* Begin Material shown *

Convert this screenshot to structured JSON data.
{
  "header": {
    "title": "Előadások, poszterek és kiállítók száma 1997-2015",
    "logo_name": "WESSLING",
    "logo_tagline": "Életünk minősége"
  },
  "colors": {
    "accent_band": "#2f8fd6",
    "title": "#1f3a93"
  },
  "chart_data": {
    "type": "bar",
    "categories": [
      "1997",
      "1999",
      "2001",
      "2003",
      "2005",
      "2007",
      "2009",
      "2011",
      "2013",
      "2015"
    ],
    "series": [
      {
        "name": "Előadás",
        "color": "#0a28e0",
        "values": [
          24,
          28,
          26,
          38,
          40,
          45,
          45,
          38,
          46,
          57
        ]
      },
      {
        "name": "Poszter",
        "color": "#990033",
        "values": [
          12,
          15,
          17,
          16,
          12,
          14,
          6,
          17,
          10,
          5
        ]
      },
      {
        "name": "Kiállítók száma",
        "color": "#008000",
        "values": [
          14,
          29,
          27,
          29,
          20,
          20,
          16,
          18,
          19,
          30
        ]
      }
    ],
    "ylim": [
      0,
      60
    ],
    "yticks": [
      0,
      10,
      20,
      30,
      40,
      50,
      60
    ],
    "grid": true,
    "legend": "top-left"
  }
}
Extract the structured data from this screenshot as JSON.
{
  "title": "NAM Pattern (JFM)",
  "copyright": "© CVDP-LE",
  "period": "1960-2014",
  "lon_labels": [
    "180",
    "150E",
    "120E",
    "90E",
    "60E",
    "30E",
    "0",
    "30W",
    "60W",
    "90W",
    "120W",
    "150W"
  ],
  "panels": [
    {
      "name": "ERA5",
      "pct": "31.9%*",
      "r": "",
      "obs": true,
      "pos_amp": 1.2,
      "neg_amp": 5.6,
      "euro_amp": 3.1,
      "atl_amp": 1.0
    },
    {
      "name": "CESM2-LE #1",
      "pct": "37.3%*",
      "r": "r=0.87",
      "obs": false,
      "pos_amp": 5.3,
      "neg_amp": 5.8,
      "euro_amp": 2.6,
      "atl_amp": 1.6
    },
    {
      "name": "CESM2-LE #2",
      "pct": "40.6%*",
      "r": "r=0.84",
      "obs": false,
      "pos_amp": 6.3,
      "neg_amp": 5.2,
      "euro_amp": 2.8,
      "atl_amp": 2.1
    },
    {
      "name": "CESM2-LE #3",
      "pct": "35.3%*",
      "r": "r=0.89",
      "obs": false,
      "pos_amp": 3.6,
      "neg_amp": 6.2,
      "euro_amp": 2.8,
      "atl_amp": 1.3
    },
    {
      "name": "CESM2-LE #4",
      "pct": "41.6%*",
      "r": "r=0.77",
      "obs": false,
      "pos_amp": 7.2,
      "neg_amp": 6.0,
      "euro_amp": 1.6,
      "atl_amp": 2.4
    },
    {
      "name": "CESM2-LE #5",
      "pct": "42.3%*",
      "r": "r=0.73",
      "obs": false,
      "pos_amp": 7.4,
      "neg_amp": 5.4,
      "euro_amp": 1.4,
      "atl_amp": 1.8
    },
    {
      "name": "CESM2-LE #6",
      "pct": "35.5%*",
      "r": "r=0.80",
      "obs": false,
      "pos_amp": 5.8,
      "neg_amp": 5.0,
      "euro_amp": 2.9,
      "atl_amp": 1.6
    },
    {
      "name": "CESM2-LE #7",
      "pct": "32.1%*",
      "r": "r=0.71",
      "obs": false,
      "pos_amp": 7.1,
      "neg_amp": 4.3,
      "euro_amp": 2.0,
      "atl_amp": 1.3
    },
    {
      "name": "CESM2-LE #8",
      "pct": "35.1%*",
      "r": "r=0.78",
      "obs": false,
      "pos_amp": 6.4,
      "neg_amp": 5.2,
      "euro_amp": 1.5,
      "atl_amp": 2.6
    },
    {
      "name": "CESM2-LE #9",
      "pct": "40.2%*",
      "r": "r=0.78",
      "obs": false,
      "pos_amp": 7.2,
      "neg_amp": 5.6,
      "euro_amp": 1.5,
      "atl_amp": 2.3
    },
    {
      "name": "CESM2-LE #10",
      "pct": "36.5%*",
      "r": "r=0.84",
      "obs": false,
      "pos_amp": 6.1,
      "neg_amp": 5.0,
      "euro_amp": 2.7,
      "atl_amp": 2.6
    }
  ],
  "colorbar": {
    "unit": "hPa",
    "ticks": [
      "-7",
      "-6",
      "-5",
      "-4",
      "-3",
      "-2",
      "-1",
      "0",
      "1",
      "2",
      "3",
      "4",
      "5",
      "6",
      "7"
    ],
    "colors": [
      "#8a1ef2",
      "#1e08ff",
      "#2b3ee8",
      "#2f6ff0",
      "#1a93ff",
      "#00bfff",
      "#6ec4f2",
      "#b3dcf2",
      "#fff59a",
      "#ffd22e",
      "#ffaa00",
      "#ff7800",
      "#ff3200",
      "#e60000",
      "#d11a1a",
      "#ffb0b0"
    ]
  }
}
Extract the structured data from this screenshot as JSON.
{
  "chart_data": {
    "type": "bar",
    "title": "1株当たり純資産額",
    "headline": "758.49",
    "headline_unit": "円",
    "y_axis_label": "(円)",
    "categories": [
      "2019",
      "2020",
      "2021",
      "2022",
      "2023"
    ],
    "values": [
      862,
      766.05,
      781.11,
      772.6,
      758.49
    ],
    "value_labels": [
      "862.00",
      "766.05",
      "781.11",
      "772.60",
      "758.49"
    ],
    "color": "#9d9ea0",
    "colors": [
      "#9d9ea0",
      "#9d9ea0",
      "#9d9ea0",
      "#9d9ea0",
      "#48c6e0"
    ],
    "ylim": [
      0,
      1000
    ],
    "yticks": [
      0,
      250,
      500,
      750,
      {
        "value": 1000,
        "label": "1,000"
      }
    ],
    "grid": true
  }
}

* End Material shown *

■ Given task ■
Restate every entry word for word.

■ Completed exercise ■
Convert this screenshot to structured JSON data.
{
  "header": {
    "title": "Előadások, poszterek és kiállítók száma 1997-2015",
    "logo_name": "WESSLING",
    "logo_tagline": "Életünk minősége"
  },
  "colors": {
    "accent_band": "#2f8fd6",
    "title": "#1f3a93"
  },
  "chart_data": {
    "type": "bar",
    "categories": [
      "1997",
      "1999",
      "2001",
      "2003",
      "2005",
      "2007",
      "2009",
      "2011",
      "2013",
      "2015"
    ],
    "series": [
      {
        "name": "Előadás",
        "color": "#0a28e0",
        "values": [
          24,
          28,
          26,
          38,
          40,
          45,
          45,
          38,
          46,
          57
        ]
      },
      {
        "name": "Poszter",
        "color": "#990033",
        "values": [
          12,
          15,
          17,
          16,
          12,
          14,
          6,
          17,
          10,
          5
        ]
      },
      {
        "name": "Kiállítók száma",
        "color": "#008000",
        "values": [
          14,
          29,
          27,
          29,
          20,
          20,
          16,
          18,
          19,
          30
        ]
      }
    ],
    "ylim": [
      0,
      60
    ],
    "yticks": [
      0,
      10,
      20,
      30,
      40,
      50,
      60
    ],
    "grid": true,
    "legend": "top-left"
  }
}
Extract the structured data from this screenshot as JSON.
{
  "title": "NAM Pattern (JFM)",
  "copyright": "© CVDP-LE",
  "period": "1960-2014",
  "lon_labels": [
    "180",
    "150E",
    "120E",
    "90E",
    "60E",
    "30E",
    "0",
    "30W",
    "60W",
    "90W",
    "120W",
    "150W"
  ],
  "panels": [
    {
      "name": "ERA5",
      "pct": "31.9%*",
      "r": "",
      "obs": true,
      "pos_amp": 1.2,
      "neg_amp": 5.6,
      "euro_amp": 3.1,
      "atl_amp": 1.0
    },
    {
      "name": "CESM2-LE #1",
      "pct": "37.3%*",
      "r": "r=0.87",
      "obs": false,
      "pos_amp": 5.3,
      "neg_amp": 5.8,
      "euro_amp": 2.6,
      "atl_amp": 1.6
    },
    {
      "name": "CESM2-LE #2",
      "pct": "40.6%*",
      "r": "r=0.84",
      "obs": false,
      "pos_amp": 6.3,
      "neg_amp": 5.2,
      "euro_amp": 2.8,
      "atl_amp": 2.1
    },
    {
      "name": "CESM2-LE #3",
      "pct": "35.3%*",
      "r": "r=0.89",
      "obs": false,
      "pos_amp": 3.6,
      "neg_amp": 6.2,
      "euro_amp": 2.8,
      "atl_amp": 1.3
    },
    {
      "name": "CESM2-LE #4",
      "pct": "41.6%*",
      "r": "r=0.77",
      "obs": false,
      "pos_amp": 7.2,
      "neg_amp": 6.0,
      "euro_amp": 1.6,
      "atl_amp": 2.4
    },
    {
      "name": "CESM2-LE #5",
      "pct": "42.3%*",
      "r": "r=0.73",
      "obs": false,
      "pos_amp": 7.4,
      "neg_amp": 5.4,
      "euro_amp": 1.4,
      "atl_amp": 1.8
    },
    {
      "name": "CESM2-LE #6",
      "pct": "35.5%*",
      "r": "r=0.80",
      "obs": false,
      "pos_amp": 5.8,
      "neg_amp": 5.0,
      "euro_amp": 2.9,
      "atl_amp": 1.6
    },
    {
      "name": "CESM2-LE #7",
      "pct": "32.1%*",
      "r": "r=0.71",
      "obs": false,
      "pos_amp": 7.1,
      "neg_amp": 4.3,
      "euro_amp": 2.0,
      "atl_amp": 1.3
    },
    {
      "name": "CESM2-LE #8",
      "pct": "35.1%*",
      "r": "r=0.78",
      "obs": false,
      "pos_amp": 6.4,
      "neg_amp": 5.2,
      "euro_amp": 1.5,
      "atl_amp": 2.6
    },
    {
      "name": "CESM2-LE #9",
      "pct": "40.2%*",
      "r": "r=0.78",
      "obs": false,
      "pos_amp": 7.2,
      "neg_amp": 5.6,
      "euro_amp": 1.5,
      "atl_amp": 2.3
    },
    {
      "name": "CESM2-LE #10",
      "pct": "36.5%*",
      "r": "r=0.84",
      "obs": false,
      "pos_amp": 6.1,
      "neg_amp": 5.0,
      "euro_amp": 2.7,
      "atl_amp": 2.6
    }
  ],
  "colorbar": {
    "unit": "hPa",
    "ticks": [
      "-7",
      "-6",
      "-5",
      "-4",
      "-3",
      "-2",
      "-1",
      "0",
      "1",
      "2",
      "3",
      "4",
      "5",
      "6",
      "7"
    ],
    "colors": [
      "#8a1ef2",
      "#1e08ff",
      "#2b3ee8",
      "#2f6ff0",
      "#1a93ff",
      "#00bfff",
      "#6ec4f2",
      "#b3dcf2",
      "#fff59a",
      "#ffd22e",
      "#ffaa00",
      "#ff7800",
      "#ff3200",
      "#e60000",
      "#d11a1a",
      "#ffb0b0"
    ]
  }
}
Extract the structured data from this screenshot as JSON.
{
  "chart_data": {
    "type": "bar",
    "title": "1株当たり純資産額",
    "headline": "758.49",
    "headline_unit": "円",
    "y_axis_label": "(円)",
    "categories": [
      "2019",
      "2020",
      "2021",
      "2022",
      "2023"
    ],
    "values": [
      862,
      766.05,
      781.11,
      772.6,
      758.49
    ],
    "value_labels": [
      "862.00",
      "766.05",
      "781.11",
      "772.60",
      "758.49"
    ],
    "color": "#9d9ea0",
    "colors": [
      "#9d9ea0",
      "#9d9ea0",
      "#9d9ea0",
      "#9d9ea0",
      "#48c6e0"
    ],
    "ylim": [
      0,
      1000
    ],
    "yticks": [
      0,
      250,
      500,
      750,
      {
        "value": 1000,
        "label": "1,000"
      }
    ],
    "grid": true
  }
}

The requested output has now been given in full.